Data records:
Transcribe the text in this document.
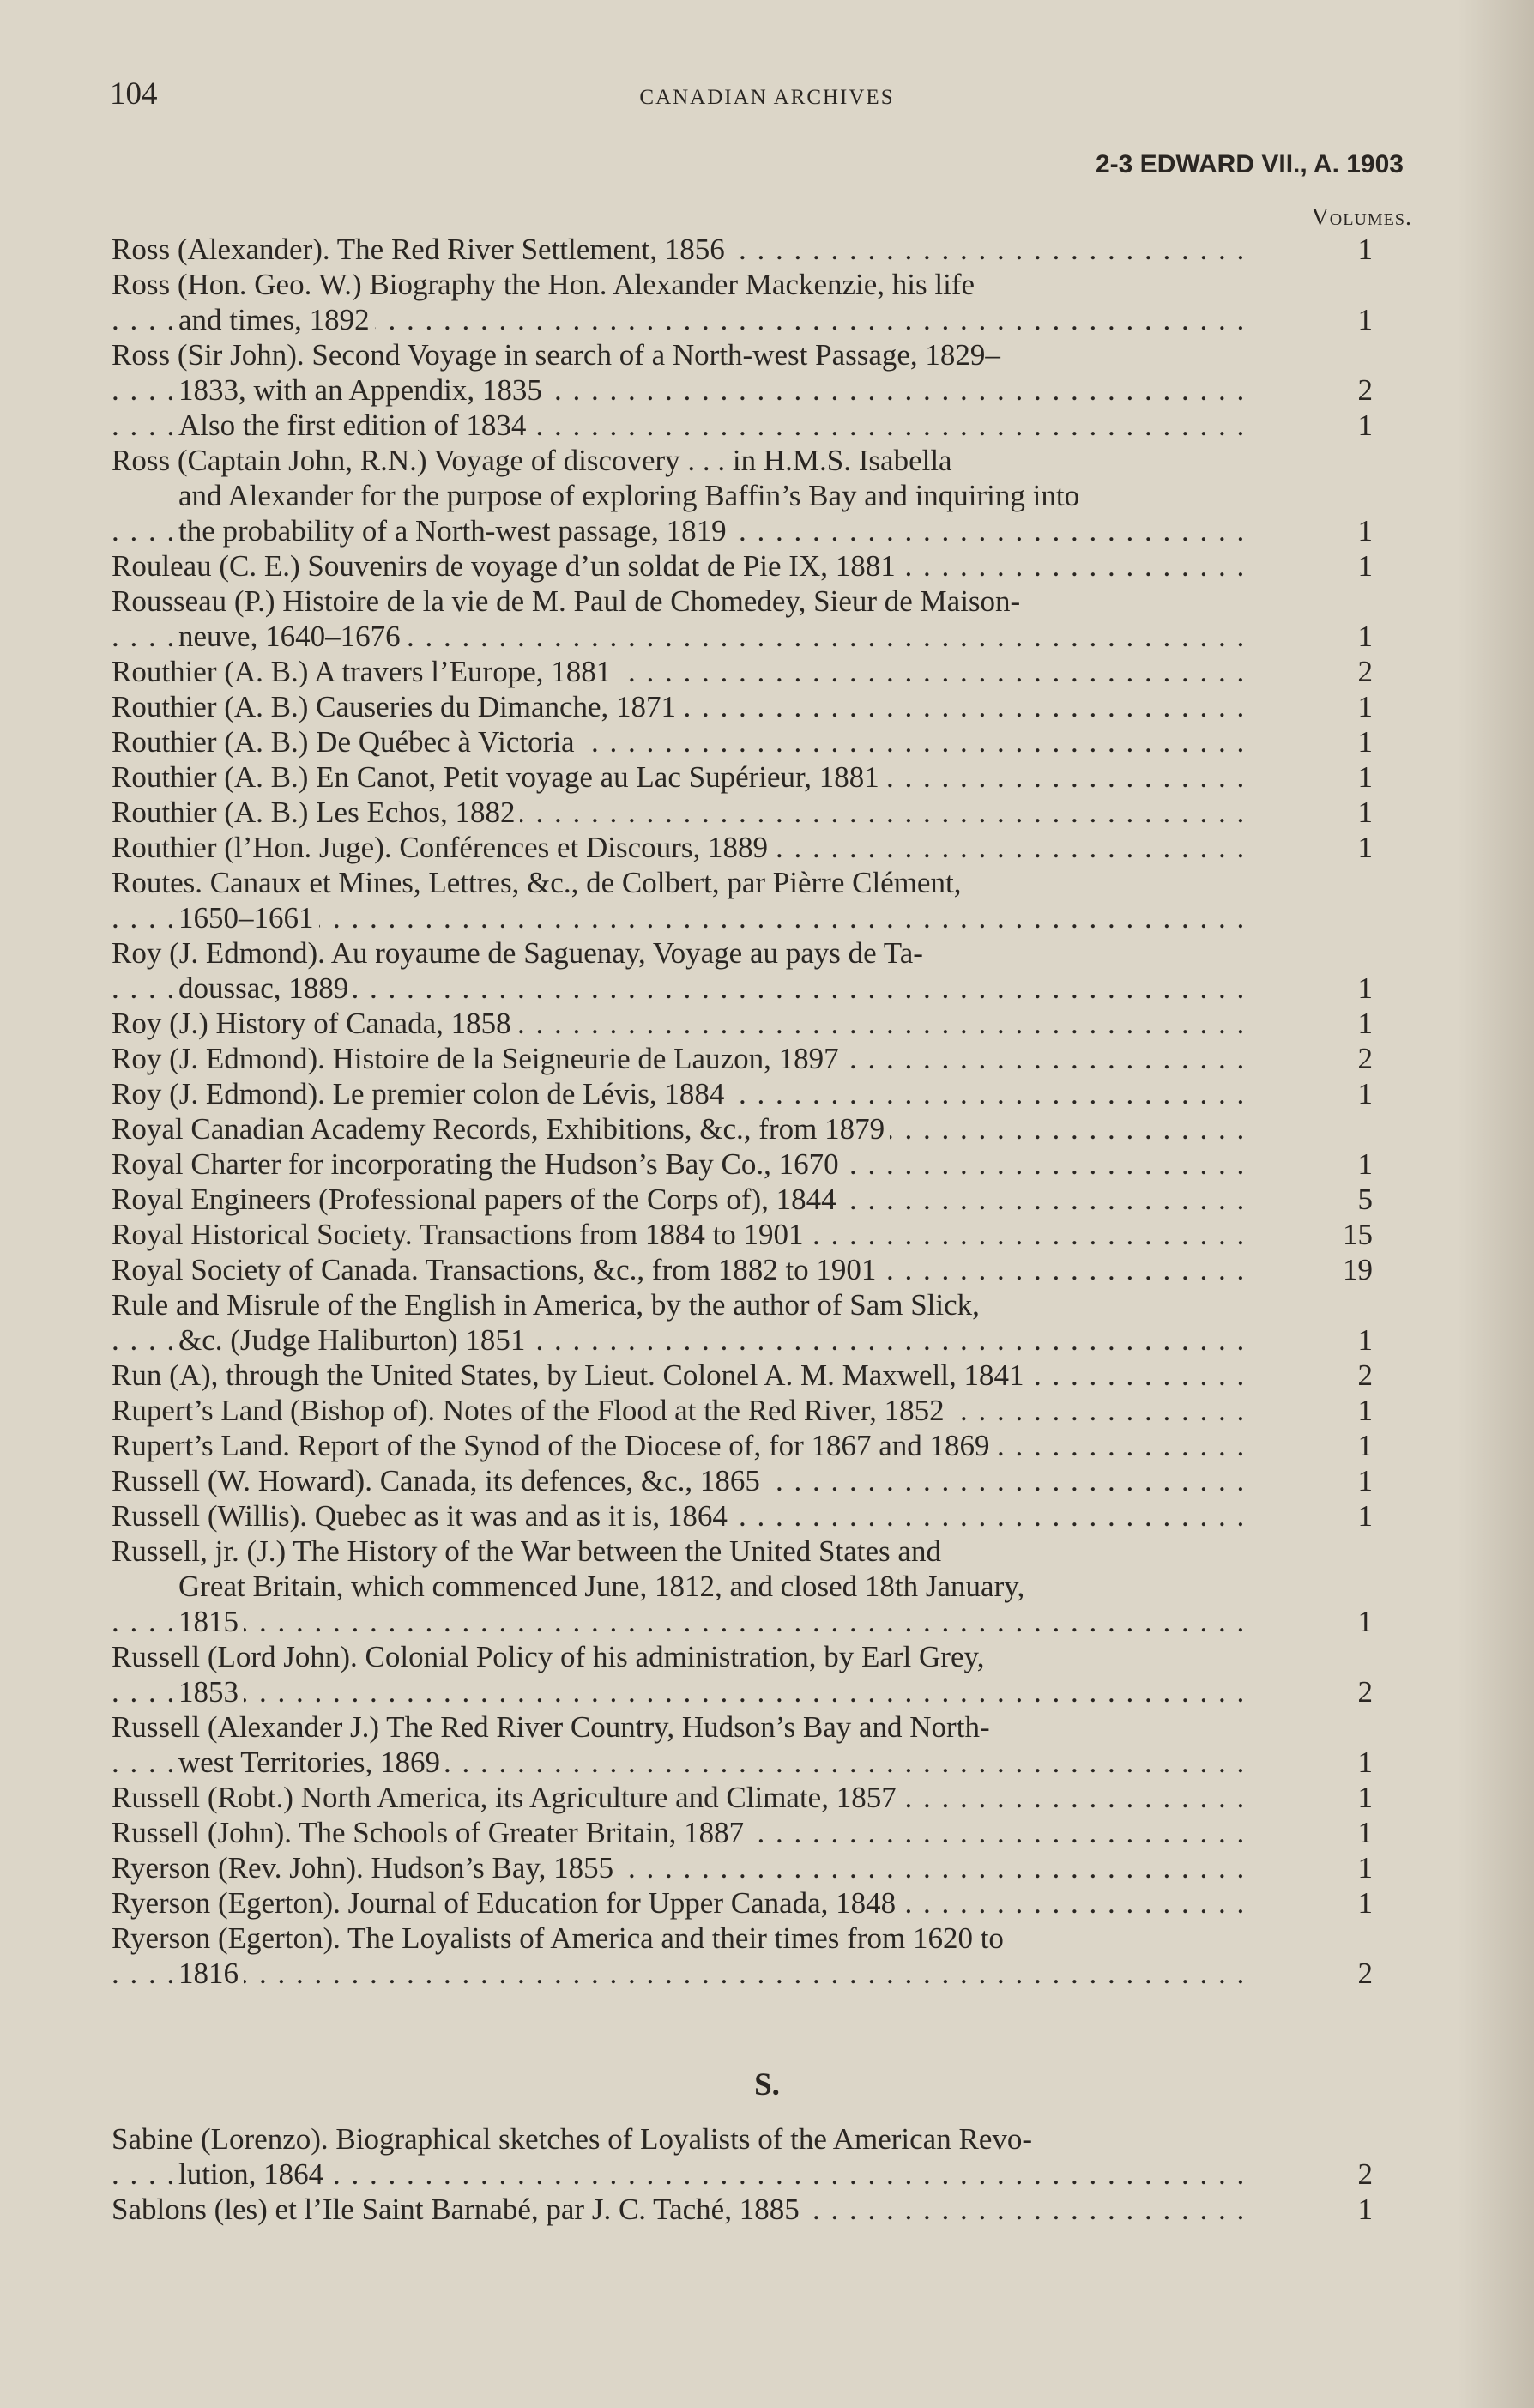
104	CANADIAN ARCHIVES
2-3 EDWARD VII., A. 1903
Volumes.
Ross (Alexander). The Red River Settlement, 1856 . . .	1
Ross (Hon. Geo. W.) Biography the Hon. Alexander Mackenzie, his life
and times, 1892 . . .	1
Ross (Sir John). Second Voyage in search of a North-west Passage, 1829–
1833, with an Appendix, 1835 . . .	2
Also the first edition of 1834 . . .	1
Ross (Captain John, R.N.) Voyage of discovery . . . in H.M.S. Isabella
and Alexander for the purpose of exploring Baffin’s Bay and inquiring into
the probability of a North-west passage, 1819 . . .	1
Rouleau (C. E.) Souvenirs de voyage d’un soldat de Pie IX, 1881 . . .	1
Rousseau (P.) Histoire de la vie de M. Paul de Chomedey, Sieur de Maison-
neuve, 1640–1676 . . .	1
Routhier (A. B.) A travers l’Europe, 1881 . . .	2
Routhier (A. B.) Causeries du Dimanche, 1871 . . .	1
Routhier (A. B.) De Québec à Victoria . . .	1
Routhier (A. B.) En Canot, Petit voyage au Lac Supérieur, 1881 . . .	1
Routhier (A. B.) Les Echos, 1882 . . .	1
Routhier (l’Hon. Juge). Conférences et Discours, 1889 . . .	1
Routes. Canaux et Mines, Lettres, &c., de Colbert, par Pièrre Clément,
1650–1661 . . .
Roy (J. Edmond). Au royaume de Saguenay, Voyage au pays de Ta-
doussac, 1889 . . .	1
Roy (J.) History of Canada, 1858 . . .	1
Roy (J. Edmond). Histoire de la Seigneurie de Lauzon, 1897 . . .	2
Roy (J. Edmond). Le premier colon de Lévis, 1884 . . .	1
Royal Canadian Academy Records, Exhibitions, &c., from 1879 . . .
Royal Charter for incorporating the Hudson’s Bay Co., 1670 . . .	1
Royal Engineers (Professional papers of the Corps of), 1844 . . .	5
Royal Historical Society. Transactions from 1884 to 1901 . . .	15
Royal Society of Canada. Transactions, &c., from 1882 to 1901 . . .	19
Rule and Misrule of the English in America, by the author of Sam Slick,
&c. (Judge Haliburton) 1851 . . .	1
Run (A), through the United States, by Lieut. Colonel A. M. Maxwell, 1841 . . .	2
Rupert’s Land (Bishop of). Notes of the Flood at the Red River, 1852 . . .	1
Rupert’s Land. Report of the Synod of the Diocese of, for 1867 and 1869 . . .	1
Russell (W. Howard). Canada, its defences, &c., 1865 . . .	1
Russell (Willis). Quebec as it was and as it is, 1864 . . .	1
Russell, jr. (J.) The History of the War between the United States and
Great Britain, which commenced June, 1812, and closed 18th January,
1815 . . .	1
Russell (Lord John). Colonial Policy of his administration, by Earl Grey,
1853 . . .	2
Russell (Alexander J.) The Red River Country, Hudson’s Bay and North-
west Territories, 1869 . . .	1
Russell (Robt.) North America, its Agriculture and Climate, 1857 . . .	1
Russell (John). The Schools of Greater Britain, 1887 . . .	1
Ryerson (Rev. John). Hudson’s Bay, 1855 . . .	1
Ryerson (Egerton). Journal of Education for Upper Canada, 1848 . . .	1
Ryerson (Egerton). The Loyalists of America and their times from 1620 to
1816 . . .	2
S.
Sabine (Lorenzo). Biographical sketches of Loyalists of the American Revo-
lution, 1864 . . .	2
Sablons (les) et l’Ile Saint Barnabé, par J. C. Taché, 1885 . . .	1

==

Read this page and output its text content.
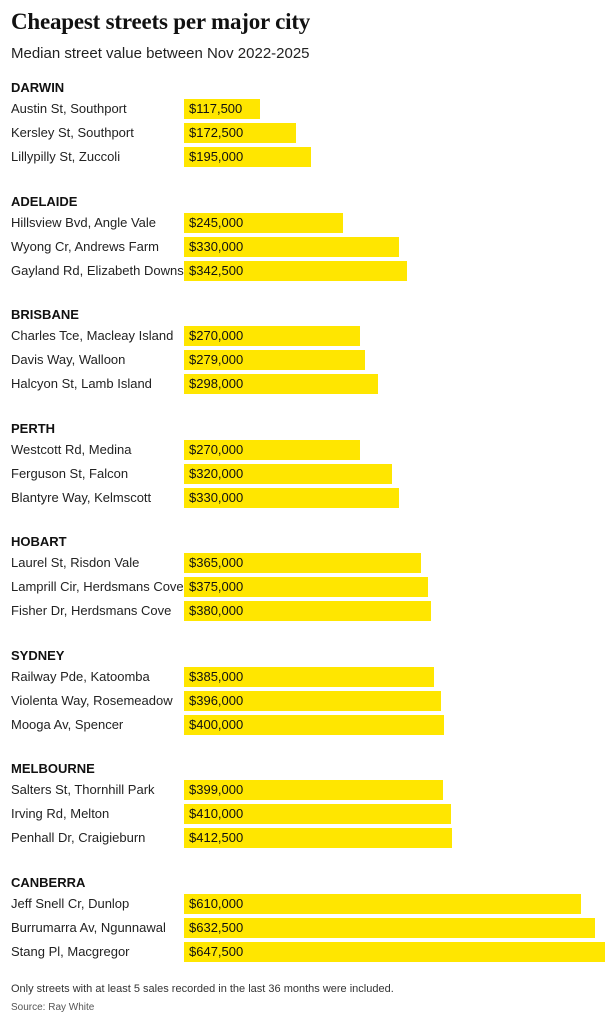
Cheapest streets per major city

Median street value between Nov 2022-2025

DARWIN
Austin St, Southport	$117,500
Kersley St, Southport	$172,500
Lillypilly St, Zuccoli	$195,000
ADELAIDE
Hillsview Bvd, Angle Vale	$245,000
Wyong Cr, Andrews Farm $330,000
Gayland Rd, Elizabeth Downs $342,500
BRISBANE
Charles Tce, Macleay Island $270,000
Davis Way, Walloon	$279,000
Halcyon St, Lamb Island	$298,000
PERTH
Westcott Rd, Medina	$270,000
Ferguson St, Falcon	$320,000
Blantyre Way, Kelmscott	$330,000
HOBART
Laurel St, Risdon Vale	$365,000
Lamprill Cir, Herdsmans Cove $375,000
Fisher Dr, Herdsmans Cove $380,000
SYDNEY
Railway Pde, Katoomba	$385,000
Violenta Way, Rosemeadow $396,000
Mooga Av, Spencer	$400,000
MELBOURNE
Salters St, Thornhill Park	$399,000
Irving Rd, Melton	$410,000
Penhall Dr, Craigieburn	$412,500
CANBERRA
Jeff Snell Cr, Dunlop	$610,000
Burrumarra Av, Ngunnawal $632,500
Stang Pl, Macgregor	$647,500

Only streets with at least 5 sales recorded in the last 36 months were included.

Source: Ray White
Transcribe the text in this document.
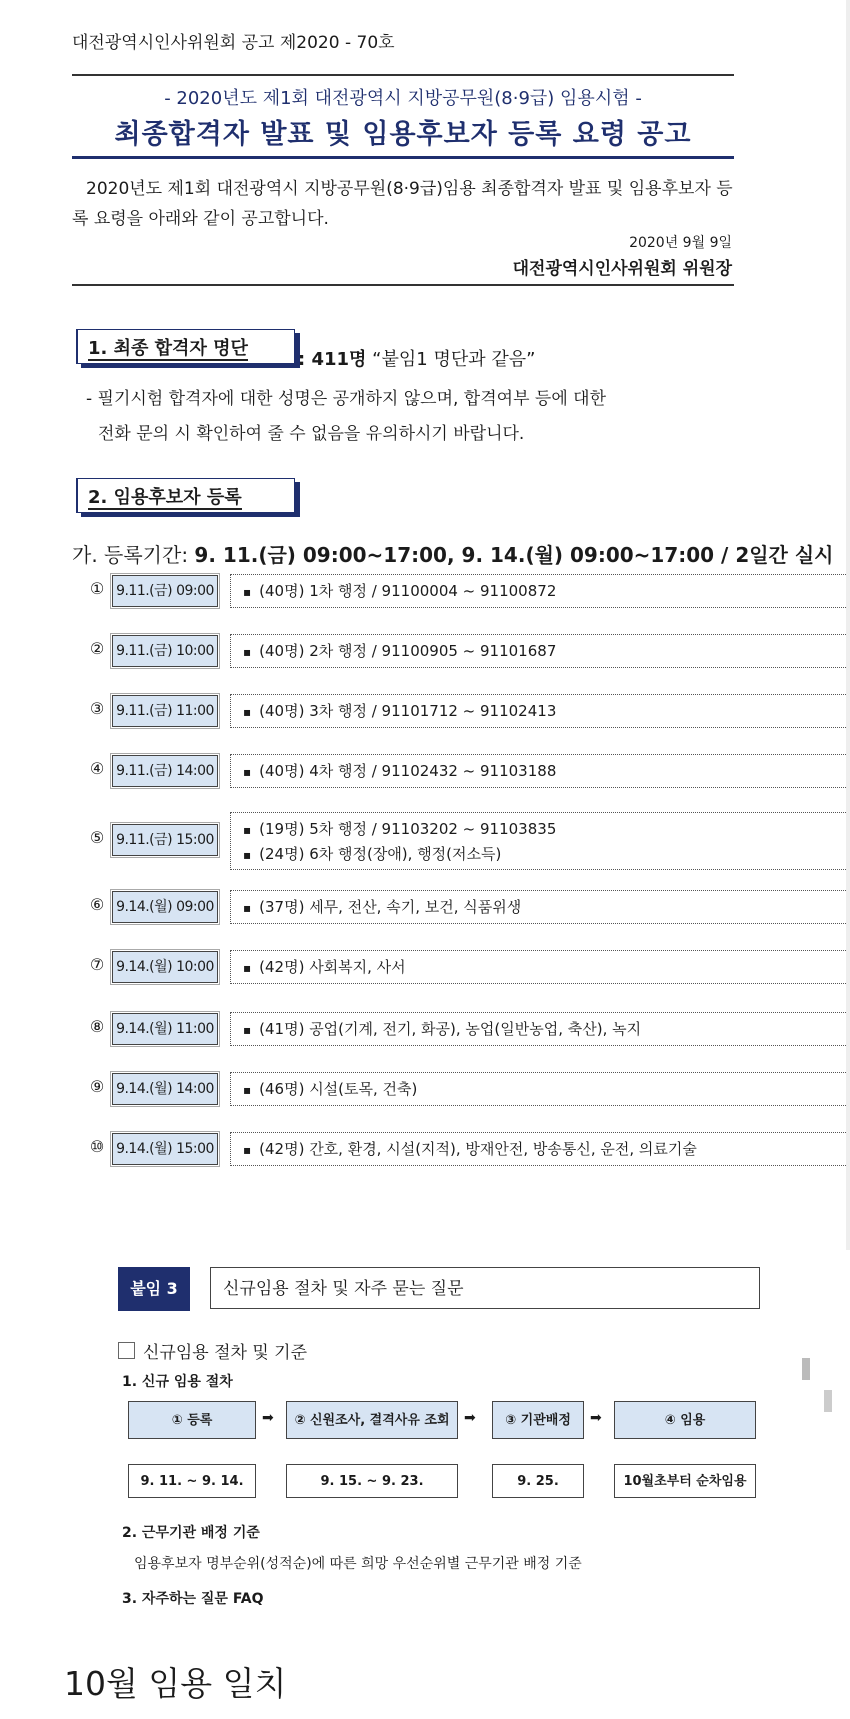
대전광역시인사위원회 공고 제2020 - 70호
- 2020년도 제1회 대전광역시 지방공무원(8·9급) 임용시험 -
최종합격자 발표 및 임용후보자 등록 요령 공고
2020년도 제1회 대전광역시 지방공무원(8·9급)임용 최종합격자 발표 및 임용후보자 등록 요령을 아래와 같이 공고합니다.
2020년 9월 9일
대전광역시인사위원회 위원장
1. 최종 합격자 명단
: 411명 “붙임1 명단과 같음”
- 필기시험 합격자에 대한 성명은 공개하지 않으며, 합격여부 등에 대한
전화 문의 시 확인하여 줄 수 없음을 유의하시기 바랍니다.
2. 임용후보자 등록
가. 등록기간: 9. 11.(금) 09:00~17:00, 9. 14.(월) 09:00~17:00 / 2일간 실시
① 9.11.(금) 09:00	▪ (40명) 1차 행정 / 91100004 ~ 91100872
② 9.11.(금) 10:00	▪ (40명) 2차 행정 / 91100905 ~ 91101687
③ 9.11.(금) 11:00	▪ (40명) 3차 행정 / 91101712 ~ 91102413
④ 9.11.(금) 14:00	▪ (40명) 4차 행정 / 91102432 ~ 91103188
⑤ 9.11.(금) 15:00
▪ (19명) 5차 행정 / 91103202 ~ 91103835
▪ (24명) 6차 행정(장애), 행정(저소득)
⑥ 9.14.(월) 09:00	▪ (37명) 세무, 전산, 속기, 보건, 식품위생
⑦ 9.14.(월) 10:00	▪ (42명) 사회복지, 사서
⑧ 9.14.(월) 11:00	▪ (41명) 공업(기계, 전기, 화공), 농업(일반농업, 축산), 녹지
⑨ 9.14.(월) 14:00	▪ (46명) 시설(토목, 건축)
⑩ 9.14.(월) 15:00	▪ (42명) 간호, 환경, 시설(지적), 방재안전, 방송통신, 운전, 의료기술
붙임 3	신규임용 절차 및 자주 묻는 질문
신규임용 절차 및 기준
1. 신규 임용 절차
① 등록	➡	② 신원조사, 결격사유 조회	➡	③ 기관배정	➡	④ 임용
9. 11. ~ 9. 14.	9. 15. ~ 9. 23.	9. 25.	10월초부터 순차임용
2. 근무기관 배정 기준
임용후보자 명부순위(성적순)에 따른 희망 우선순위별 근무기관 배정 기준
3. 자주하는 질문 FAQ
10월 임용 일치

PROBLEM TO WORK ON:
Filter the records above and return every line that holds the word "Royal".

ANSWER TO THIS PROBLEM:
Royal Canadian Academy Records, Exhibitions, &c., from 1879 . . .
Royal Charter for incorporating the Hudson’s Bay Co., 1670 . . .	1
Royal Engineers (Professional papers of the Corps of), 1844 . . .	5
Royal Historical Society. Transactions from 1884 to 1901 . . .	15
Royal Society of Canada. Transactions, &c., from 1882 to 1901 . . .	19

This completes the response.